_Work required_
Pick out the lines in the listing below that contain the word "this" and copy them.

[Dataset records]
---*---

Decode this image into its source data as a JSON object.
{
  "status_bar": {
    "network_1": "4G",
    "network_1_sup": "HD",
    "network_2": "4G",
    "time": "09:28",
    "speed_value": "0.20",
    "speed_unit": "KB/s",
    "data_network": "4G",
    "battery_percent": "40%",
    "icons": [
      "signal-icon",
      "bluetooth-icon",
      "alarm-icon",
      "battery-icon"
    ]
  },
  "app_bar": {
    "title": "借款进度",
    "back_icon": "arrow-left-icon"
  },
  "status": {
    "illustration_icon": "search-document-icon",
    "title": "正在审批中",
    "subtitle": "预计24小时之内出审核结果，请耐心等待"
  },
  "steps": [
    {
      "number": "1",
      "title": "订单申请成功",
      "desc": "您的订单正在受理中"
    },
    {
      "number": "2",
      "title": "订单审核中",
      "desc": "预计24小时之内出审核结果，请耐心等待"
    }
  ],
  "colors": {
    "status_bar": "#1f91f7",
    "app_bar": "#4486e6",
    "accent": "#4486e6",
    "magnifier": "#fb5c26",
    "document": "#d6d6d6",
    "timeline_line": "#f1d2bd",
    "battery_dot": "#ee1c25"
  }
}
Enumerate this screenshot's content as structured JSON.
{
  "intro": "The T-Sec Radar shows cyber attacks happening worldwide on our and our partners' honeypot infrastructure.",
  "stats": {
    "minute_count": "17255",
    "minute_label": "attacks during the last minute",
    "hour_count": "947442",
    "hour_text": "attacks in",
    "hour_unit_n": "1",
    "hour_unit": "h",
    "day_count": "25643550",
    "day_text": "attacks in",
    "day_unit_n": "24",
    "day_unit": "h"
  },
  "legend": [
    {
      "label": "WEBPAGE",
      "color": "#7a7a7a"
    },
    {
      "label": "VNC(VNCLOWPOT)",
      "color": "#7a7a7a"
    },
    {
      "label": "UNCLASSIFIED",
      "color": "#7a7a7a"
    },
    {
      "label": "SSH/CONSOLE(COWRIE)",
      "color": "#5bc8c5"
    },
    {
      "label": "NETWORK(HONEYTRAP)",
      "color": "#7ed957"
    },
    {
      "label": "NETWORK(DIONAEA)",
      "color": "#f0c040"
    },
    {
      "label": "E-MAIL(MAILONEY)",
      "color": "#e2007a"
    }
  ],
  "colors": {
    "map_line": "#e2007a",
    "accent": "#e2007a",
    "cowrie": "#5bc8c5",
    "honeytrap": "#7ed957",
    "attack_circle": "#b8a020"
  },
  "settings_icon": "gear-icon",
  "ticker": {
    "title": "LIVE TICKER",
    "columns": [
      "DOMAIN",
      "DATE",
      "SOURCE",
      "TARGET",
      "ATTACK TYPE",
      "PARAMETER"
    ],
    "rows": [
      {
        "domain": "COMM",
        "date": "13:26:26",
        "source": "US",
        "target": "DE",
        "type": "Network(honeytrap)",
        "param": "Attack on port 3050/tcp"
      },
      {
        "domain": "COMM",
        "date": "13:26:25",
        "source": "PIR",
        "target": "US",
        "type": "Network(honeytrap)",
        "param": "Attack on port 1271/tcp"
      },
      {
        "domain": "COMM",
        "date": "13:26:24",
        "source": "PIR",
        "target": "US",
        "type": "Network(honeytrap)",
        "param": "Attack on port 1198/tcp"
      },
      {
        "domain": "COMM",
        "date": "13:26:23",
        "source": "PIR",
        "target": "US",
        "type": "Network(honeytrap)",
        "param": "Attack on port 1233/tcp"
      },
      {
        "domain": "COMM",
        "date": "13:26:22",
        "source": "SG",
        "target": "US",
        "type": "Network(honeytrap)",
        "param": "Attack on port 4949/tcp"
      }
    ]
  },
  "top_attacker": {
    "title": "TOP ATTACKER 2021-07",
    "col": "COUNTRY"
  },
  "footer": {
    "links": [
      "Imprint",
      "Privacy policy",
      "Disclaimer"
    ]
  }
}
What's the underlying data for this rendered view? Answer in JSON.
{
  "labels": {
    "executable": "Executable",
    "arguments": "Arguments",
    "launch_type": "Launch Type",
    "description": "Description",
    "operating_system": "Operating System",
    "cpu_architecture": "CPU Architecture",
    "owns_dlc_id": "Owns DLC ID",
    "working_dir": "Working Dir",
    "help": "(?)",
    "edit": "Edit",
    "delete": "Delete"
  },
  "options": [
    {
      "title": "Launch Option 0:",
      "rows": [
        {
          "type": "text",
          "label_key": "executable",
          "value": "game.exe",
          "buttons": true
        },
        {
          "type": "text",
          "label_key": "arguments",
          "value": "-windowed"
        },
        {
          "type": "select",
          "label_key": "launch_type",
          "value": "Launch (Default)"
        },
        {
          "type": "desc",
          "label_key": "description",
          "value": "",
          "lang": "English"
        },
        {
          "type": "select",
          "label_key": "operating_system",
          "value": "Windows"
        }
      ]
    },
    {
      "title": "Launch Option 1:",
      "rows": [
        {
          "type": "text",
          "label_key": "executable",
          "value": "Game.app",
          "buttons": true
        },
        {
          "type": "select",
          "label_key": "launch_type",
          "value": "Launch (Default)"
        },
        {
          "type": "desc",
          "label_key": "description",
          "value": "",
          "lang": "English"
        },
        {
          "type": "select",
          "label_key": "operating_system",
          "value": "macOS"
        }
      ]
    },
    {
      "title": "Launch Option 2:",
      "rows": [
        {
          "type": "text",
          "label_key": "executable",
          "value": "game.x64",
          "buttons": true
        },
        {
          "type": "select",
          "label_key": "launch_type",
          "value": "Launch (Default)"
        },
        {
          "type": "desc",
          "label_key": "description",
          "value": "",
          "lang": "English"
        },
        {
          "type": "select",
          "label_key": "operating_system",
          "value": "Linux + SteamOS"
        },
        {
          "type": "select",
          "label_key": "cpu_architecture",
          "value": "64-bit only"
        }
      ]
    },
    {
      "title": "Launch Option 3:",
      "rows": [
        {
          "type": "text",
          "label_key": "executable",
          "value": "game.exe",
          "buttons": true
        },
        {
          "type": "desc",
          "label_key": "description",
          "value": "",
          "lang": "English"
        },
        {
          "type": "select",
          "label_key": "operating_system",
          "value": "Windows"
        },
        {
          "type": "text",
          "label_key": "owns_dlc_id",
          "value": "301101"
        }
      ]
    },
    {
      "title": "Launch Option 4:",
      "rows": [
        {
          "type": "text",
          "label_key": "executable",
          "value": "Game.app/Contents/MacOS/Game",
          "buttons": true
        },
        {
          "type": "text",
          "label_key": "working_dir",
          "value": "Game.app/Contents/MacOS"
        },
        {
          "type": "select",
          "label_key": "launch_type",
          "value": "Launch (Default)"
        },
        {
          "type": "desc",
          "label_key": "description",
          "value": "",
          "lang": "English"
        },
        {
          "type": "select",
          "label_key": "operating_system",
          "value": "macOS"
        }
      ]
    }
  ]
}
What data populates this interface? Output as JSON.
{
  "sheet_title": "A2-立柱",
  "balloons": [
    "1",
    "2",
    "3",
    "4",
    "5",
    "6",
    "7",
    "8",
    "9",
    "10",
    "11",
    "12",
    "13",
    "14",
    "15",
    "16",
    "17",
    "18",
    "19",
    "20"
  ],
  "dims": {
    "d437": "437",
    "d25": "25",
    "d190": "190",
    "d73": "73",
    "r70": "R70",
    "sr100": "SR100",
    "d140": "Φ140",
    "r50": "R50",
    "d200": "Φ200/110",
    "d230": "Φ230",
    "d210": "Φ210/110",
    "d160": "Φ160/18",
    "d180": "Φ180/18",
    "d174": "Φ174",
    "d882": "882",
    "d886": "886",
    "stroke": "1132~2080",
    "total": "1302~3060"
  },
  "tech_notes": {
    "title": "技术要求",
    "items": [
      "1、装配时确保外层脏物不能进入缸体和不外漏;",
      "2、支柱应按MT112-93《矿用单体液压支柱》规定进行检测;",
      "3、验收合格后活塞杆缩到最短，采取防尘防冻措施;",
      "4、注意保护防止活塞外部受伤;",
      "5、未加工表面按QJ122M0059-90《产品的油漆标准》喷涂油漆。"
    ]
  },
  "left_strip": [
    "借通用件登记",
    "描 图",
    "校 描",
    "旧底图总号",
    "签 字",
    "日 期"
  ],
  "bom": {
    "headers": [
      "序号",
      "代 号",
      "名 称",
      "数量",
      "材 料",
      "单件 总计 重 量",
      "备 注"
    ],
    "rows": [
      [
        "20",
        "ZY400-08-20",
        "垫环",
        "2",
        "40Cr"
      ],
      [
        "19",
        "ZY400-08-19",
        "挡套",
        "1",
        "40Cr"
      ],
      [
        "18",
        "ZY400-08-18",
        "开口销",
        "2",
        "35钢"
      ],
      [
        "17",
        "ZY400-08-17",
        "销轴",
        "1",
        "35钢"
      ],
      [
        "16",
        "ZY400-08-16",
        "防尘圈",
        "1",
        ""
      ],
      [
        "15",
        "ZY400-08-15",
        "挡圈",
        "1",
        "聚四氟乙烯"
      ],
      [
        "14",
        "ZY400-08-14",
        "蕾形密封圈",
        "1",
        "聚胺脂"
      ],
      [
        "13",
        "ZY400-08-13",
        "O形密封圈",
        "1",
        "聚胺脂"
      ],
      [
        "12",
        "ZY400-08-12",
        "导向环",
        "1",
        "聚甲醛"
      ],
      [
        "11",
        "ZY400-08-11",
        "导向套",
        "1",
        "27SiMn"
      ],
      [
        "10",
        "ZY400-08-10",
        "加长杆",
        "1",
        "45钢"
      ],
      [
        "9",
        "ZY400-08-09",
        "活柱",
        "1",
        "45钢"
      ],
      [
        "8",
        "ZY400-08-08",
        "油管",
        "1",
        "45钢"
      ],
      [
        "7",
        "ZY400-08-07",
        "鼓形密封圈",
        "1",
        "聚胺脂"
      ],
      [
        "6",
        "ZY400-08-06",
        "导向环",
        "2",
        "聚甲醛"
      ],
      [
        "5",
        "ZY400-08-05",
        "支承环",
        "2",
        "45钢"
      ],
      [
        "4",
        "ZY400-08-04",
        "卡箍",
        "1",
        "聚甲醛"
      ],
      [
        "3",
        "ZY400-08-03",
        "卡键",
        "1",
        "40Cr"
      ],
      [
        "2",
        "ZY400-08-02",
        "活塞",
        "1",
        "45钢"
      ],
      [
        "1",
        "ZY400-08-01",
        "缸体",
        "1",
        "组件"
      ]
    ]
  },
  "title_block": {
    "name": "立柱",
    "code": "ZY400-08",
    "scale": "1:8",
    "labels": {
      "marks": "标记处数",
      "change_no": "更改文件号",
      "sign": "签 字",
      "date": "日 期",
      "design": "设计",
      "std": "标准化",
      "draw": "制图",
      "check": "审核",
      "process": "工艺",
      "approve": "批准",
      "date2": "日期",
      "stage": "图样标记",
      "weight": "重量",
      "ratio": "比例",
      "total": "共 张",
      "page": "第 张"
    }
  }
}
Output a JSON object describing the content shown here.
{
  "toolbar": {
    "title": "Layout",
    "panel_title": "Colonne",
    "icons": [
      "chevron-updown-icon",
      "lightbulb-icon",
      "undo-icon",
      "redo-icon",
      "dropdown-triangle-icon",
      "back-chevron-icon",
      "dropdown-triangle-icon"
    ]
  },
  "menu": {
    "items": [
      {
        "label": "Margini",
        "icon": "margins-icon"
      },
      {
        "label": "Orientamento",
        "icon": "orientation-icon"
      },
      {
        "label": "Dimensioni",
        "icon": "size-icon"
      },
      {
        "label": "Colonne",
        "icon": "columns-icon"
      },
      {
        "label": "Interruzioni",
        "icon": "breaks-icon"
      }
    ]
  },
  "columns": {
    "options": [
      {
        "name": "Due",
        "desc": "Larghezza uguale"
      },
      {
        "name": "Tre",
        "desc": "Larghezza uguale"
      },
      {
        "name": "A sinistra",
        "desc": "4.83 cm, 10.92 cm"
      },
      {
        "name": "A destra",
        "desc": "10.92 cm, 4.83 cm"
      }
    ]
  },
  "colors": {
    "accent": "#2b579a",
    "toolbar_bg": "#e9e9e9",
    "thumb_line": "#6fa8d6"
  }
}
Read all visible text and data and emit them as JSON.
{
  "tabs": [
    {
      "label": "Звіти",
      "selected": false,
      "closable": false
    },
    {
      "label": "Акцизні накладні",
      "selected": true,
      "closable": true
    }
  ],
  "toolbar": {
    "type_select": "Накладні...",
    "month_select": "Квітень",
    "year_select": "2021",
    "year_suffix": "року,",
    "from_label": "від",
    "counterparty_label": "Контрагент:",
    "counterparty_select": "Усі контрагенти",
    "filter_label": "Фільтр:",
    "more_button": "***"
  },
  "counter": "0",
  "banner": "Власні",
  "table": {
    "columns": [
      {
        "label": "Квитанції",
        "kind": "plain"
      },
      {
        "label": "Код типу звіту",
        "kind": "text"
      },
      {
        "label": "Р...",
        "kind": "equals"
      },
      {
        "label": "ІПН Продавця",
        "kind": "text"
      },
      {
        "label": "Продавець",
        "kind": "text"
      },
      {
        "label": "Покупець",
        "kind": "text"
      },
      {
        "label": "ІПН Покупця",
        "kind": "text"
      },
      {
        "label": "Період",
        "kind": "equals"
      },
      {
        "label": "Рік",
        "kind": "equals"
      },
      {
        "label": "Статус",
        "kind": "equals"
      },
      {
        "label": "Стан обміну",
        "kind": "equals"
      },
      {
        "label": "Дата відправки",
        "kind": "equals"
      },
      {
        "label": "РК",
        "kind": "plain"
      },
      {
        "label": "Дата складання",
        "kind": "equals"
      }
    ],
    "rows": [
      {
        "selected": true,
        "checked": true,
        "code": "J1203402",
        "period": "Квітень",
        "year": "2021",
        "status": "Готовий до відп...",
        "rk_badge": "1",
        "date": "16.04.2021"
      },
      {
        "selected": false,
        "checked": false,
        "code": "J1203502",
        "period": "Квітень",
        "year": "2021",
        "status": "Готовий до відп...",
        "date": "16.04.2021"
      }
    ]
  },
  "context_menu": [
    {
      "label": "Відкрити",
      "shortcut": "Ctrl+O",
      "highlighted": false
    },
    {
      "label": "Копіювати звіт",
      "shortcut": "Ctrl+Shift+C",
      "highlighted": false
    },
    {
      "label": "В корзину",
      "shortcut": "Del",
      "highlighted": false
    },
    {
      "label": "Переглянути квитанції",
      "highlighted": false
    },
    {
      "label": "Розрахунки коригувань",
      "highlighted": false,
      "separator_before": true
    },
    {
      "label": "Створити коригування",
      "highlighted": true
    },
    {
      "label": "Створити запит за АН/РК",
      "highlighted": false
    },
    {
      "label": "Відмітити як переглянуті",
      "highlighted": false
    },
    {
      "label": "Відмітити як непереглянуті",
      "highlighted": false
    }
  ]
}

---*---

_Final result_
Decode this image into its source data as a JSON object.
Enumerate this screenshot's content as structured JSON.
What's the underlying data for this rendered view? Answer in JSON.
What data populates this interface? Output as JSON.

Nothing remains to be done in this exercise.